## Arbeitsauftrag 1
Gib sämtliche Zeilen, die weiter unten auf den Text folgen, unverändert aus und lass die Bilder dabei weg.

## Vorliegender Text
※
Der Sympathie-Faktor: Wie die Nato die Köpfe und Herzen der Europäer gewinnt

Seite 2: Der feministische Afghanistan-Krieg

Die Beteiligung von Frauenrechtsgruppen hat der Nato bei ihren Aktivitäten zusätzliche Legitimität verliehen. Aktivistinnen äußerten dabei die Ansicht, dass ihre beratende Tätigkeit es ihnen ermögliche, der Nato "Dinge zu sagen, die sie sonst nicht hören würden".

Dass die Militärallianz Nato ein feministisches Anliegen hat, ja überhaupt haben kann, mag bezweifelt werden. Bei dem Afghanistan-Krieg, der im Jahr 2001 startete, gab man vor, damit Frauen befreien zu wollen.

Doch die älteste Frauenorganisation in Afghanistan, Rawa, lehnte die Invasion umgehend ab und warnte vor einem Blutbad und Chaos. Die afghanischen Feministinnen erklärten den USA und der Nato, dass Krieg sie nicht befreien würde.

Schließlich mussten insbesondere Frauen und Kinder einen hohen Preis für den mehr als zwanzig Jahre dauernden US-Nato-Befreiungskrieg zahlen. Sie wurden zu Zehntausenden getötet und verstümmelt, während Millionen zur Flucht getrieben wurden. Aber das scheint dem feministischen Image der Nato wenig angehabt zu haben.

Im Women Peace and Security Index, der das Wohlergehen von Frauen anhand einer Vielzahl von Indikatoren misst, rangiert Afghanistan nach wie vor auf dem vorletzten Platz der Welt, knapp vor Jemen. Ein Unicef-Bericht für 2019 stellt fest, dass 3,7 Millionen Kinder nicht zur Schule gehen, 60 Prozent davon sind Mädchen. Ferner leben die meisten Afghanen weiterhin in Armut.
※
## Quellenmaterial
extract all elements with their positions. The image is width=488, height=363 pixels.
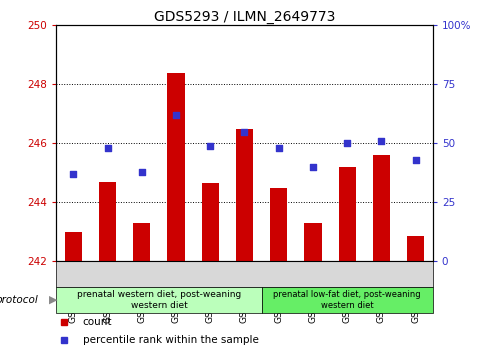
Point: [206, 143, 214, 148]
Text: prenatal low-fat diet, post-weaning
western diet: prenatal low-fat diet, post-weaning west…: [273, 290, 420, 310]
Text: prenatal western diet, post-weaning
western diet: prenatal western diet, post-weaning west…: [77, 290, 241, 310]
FancyBboxPatch shape: [56, 261, 432, 287]
Bar: [372, 155, 389, 261]
Bar: [99, 182, 116, 261]
Point: [274, 145, 282, 151]
Bar: [167, 73, 184, 261]
Bar: [201, 183, 218, 261]
Text: percentile rank within the sample: percentile rank within the sample: [82, 335, 258, 344]
Point: [377, 138, 385, 144]
Bar: [269, 188, 286, 261]
Point: [308, 164, 316, 170]
Bar: [304, 223, 321, 261]
FancyBboxPatch shape: [261, 287, 432, 313]
Point: [240, 129, 248, 134]
Bar: [235, 129, 253, 261]
Bar: [338, 167, 355, 261]
Bar: [406, 236, 423, 261]
Text: ▶: ▶: [48, 295, 57, 305]
Title: GDS5293 / ILMN_2649773: GDS5293 / ILMN_2649773: [154, 11, 334, 24]
Point: [138, 169, 145, 175]
Text: count: count: [82, 317, 112, 327]
Bar: [133, 223, 150, 261]
Point: [172, 112, 180, 118]
Point: [343, 140, 350, 146]
FancyBboxPatch shape: [56, 287, 261, 313]
Point: [103, 145, 111, 151]
Bar: [64, 232, 81, 261]
Text: protocol: protocol: [0, 295, 38, 305]
Point: [69, 171, 77, 177]
Point: [411, 157, 419, 163]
※
## Arbeitsauftrag 2
Gib aus dem Nato-Artikel alles von "Die Beteiligung von" bis hinunter zu "befreien zu wollen." wortgetreu zurück.

## Antwort 1
extract all elements with their positions. The image is width=488, height=363 pixels.
Point: [206, 143, 214, 148]
Text: prenatal low-fat diet, post-weaning
western diet: prenatal low-fat diet, post-weaning west…: [273, 290, 420, 310]
Text: prenatal western diet, post-weaning
western diet: prenatal western diet, post-weaning west…: [77, 290, 241, 310]
FancyBboxPatch shape: [56, 261, 432, 287]
Bar: [372, 155, 389, 261]
Bar: [99, 182, 116, 261]
Point: [274, 145, 282, 151]
Bar: [167, 73, 184, 261]
Bar: [201, 183, 218, 261]
Text: percentile rank within the sample: percentile rank within the sample: [82, 335, 258, 344]
Point: [377, 138, 385, 144]
Bar: [269, 188, 286, 261]
Point: [308, 164, 316, 170]
Bar: [304, 223, 321, 261]
FancyBboxPatch shape: [261, 287, 432, 313]
Point: [240, 129, 248, 134]
Bar: [235, 129, 253, 261]
Bar: [338, 167, 355, 261]
Bar: [406, 236, 423, 261]
Text: ▶: ▶: [48, 295, 57, 305]
Title: GDS5293 / ILMN_2649773: GDS5293 / ILMN_2649773: [154, 11, 334, 24]
Point: [138, 169, 145, 175]
Text: count: count: [82, 317, 112, 327]
Bar: [133, 223, 150, 261]
Point: [172, 112, 180, 118]
Point: [343, 140, 350, 146]
FancyBboxPatch shape: [56, 287, 261, 313]
Point: [103, 145, 111, 151]
Bar: [64, 232, 81, 261]
Text: protocol: protocol: [0, 295, 38, 305]
Point: [69, 171, 77, 177]
Point: [411, 157, 419, 163]

## Antwort 2
Die Beteiligung von Frauenrechtsgruppen hat der Nato bei ihren Aktivitäten zusätzliche Legitimität verliehen. Aktivistinnen äußerten dabei die Ansicht, dass ihre beratende Tätigkeit es ihnen ermögliche, der Nato "Dinge zu sagen, die sie sonst nicht hören würden".

Dass die Militärallianz Nato ein feministisches Anliegen hat, ja überhaupt haben kann, mag bezweifelt werden. Bei dem Afghanistan-Krieg, der im Jahr 2001 startete, gab man vor, damit Frauen befreien zu wollen.